START Input

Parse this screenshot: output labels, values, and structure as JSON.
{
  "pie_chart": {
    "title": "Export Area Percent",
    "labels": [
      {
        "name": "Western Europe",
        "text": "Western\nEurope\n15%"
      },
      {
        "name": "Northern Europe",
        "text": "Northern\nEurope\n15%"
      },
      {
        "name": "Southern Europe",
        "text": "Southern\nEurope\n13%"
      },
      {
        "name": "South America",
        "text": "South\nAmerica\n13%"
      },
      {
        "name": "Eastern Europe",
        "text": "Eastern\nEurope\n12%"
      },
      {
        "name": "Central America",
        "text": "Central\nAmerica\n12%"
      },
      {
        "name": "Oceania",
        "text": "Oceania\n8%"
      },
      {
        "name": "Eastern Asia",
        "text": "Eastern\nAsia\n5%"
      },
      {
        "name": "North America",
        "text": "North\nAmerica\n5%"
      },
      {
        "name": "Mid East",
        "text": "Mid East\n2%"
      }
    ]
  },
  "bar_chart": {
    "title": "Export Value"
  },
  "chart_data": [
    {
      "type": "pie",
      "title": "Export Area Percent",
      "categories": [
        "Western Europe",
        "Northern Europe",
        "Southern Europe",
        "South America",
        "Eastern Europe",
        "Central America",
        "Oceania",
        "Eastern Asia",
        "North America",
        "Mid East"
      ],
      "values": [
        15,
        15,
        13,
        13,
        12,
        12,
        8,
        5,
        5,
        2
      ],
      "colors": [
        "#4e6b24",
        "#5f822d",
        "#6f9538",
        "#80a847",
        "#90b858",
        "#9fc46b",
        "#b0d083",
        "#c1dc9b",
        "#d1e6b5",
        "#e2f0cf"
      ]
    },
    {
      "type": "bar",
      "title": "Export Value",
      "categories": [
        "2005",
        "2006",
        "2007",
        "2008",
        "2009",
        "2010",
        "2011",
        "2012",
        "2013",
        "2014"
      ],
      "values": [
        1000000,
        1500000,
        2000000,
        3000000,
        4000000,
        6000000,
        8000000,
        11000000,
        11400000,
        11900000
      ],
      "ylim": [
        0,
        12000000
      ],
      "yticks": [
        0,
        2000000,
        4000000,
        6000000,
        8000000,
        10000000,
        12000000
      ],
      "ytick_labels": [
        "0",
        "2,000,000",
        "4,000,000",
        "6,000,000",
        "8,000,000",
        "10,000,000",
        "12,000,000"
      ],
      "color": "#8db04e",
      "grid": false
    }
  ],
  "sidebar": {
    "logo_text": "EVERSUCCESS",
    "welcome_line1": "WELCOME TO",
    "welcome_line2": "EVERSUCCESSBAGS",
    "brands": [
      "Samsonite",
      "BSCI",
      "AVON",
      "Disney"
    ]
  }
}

END Input

Task objective: Write out every entry above, word for word.

Answer:
Parse this screenshot: output labels, values, and structure as JSON.
{
  "pie_chart": {
    "title": "Export Area Percent",
    "labels": [
      {
        "name": "Western Europe",
        "text": "Western\nEurope\n15%"
      },
      {
        "name": "Northern Europe",
        "text": "Northern\nEurope\n15%"
      },
      {
        "name": "Southern Europe",
        "text": "Southern\nEurope\n13%"
      },
      {
        "name": "South America",
        "text": "South\nAmerica\n13%"
      },
      {
        "name": "Eastern Europe",
        "text": "Eastern\nEurope\n12%"
      },
      {
        "name": "Central America",
        "text": "Central\nAmerica\n12%"
      },
      {
        "name": "Oceania",
        "text": "Oceania\n8%"
      },
      {
        "name": "Eastern Asia",
        "text": "Eastern\nAsia\n5%"
      },
      {
        "name": "North America",
        "text": "North\nAmerica\n5%"
      },
      {
        "name": "Mid East",
        "text": "Mid East\n2%"
      }
    ]
  },
  "bar_chart": {
    "title": "Export Value"
  },
  "chart_data": [
    {
      "type": "pie",
      "title": "Export Area Percent",
      "categories": [
        "Western Europe",
        "Northern Europe",
        "Southern Europe",
        "South America",
        "Eastern Europe",
        "Central America",
        "Oceania",
        "Eastern Asia",
        "North America",
        "Mid East"
      ],
      "values": [
        15,
        15,
        13,
        13,
        12,
        12,
        8,
        5,
        5,
        2
      ],
      "colors": [
        "#4e6b24",
        "#5f822d",
        "#6f9538",
        "#80a847",
        "#90b858",
        "#9fc46b",
        "#b0d083",
        "#c1dc9b",
        "#d1e6b5",
        "#e2f0cf"
      ]
    },
    {
      "type": "bar",
      "title": "Export Value",
      "categories": [
        "2005",
        "2006",
        "2007",
        "2008",
        "2009",
        "2010",
        "2011",
        "2012",
        "2013",
        "2014"
      ],
      "values": [
        1000000,
        1500000,
        2000000,
        3000000,
        4000000,
        6000000,
        8000000,
        11000000,
        11400000,
        11900000
      ],
      "ylim": [
        0,
        12000000
      ],
      "yticks": [
        0,
        2000000,
        4000000,
        6000000,
        8000000,
        10000000,
        12000000
      ],
      "ytick_labels": [
        "0",
        "2,000,000",
        "4,000,000",
        "6,000,000",
        "8,000,000",
        "10,000,000",
        "12,000,000"
      ],
      "color": "#8db04e",
      "grid": false
    }
  ],
  "sidebar": {
    "logo_text": "EVERSUCCESS",
    "welcome_line1": "WELCOME TO",
    "welcome_line2": "EVERSUCCESSBAGS",
    "brands": [
      "Samsonite",
      "BSCI",
      "AVON",
      "Disney"
    ]
  }
}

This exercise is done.